Content starts

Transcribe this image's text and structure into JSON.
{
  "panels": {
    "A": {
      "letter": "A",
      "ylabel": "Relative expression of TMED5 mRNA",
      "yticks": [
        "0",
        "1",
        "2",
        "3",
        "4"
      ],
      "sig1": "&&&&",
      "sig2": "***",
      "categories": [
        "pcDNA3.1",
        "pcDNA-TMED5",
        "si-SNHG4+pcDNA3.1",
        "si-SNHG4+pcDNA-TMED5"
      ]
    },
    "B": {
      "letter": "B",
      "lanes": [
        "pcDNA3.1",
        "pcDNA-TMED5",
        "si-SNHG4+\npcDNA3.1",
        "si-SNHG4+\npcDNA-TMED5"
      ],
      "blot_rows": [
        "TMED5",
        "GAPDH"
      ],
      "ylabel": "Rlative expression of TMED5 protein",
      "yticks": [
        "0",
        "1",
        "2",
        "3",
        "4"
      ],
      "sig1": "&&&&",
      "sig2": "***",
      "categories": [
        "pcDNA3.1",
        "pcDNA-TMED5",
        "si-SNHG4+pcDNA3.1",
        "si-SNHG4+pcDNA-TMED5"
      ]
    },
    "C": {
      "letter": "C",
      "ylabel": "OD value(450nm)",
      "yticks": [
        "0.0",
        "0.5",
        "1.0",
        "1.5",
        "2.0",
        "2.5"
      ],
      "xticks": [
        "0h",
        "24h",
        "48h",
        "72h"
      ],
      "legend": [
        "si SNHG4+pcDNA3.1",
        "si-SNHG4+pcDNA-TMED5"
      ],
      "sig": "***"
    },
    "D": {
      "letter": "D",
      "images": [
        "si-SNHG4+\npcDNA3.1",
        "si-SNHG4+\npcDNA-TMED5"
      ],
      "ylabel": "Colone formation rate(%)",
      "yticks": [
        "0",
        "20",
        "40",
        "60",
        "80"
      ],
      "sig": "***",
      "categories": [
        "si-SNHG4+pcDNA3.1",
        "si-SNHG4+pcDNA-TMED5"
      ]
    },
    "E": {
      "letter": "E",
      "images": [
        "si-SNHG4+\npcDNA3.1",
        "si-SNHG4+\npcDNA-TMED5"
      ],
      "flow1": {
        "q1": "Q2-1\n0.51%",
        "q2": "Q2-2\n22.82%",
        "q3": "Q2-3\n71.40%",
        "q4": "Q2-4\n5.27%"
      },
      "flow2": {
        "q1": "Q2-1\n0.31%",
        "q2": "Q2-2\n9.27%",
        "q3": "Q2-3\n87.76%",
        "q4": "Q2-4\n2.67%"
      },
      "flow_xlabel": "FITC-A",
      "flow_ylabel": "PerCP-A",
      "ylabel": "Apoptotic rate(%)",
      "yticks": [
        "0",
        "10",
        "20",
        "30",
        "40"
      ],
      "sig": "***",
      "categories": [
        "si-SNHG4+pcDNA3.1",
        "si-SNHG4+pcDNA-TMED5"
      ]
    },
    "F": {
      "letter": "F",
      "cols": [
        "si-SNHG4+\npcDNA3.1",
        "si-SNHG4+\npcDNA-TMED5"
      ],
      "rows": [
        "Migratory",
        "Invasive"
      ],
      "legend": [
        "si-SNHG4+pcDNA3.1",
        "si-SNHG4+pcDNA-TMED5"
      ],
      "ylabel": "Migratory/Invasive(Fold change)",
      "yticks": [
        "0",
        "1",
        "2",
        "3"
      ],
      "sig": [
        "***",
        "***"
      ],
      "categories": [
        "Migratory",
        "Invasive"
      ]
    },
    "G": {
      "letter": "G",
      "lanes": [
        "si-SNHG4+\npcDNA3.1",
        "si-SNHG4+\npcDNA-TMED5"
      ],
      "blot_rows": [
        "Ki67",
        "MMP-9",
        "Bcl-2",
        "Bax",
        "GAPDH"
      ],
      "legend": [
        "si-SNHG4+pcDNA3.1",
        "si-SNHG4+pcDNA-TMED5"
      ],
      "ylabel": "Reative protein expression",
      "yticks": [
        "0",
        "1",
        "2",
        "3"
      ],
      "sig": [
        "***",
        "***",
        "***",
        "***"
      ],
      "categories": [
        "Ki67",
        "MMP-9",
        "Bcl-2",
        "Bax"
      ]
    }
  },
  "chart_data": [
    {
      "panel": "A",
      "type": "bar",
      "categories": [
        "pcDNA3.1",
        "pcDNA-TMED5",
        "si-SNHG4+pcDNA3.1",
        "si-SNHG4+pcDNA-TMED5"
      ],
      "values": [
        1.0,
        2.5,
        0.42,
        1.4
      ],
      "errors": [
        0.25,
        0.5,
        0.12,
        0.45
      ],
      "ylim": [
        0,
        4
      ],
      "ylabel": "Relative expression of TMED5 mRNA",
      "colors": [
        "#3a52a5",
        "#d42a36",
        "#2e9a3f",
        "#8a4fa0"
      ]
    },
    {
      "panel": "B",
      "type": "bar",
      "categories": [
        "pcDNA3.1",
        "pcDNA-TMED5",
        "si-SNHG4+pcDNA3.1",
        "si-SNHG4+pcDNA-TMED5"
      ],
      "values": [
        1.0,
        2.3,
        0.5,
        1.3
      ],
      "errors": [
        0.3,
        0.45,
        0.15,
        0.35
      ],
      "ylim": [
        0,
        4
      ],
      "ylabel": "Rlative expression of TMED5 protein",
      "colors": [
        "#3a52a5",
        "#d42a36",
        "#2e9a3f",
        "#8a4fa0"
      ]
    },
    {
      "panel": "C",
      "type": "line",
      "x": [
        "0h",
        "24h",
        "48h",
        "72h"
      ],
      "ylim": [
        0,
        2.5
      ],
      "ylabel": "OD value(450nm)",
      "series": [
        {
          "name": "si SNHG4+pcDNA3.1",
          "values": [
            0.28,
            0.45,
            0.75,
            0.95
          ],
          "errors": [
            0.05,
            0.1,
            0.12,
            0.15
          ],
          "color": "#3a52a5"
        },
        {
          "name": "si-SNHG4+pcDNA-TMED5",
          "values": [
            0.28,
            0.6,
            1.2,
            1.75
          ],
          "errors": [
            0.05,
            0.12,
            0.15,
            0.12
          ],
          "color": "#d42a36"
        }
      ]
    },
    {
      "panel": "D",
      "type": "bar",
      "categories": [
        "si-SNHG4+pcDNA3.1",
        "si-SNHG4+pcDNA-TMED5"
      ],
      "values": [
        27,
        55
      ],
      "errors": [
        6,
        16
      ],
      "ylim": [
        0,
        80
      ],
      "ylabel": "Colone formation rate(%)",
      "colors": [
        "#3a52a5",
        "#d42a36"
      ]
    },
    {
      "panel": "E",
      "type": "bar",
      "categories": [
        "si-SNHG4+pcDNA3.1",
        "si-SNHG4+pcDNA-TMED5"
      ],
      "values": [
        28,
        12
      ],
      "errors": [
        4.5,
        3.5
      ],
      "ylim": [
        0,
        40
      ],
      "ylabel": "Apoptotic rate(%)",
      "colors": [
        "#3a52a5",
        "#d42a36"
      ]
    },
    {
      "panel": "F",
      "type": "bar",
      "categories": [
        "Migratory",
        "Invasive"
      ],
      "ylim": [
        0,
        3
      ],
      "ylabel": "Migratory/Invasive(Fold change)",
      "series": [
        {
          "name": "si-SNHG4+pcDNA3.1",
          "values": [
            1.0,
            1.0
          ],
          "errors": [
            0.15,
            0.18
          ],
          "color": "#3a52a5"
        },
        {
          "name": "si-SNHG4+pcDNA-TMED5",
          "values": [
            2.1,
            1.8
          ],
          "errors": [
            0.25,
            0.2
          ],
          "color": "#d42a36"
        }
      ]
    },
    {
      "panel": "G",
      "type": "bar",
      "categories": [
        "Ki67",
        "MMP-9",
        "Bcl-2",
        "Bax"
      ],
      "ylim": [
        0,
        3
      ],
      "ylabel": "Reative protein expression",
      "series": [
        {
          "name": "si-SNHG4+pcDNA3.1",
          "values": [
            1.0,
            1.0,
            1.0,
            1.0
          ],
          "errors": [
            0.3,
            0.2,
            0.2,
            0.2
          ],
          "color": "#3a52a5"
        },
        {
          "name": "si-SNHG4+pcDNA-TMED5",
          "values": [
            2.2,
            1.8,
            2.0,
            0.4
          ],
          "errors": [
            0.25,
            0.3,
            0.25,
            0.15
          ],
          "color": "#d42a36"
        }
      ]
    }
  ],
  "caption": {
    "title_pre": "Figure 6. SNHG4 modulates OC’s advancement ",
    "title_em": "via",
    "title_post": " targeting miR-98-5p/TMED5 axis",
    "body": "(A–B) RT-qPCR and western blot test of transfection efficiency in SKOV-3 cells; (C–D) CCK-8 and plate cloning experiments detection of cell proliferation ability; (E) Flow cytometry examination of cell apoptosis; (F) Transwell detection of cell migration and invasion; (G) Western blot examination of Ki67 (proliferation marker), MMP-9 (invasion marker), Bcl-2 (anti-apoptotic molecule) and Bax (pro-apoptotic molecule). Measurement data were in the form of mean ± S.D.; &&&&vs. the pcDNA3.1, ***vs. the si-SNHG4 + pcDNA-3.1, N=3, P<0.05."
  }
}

Content ends

### EXERCISE OBJECTIVE
Find all the lines with "letter" in the data and copy them.

### RESULT BELOW
      "letter": "A",
      "letter": "B",
      "letter": "C",
      "letter": "D",
      "letter": "E",
      "letter": "F",
      "letter": "G",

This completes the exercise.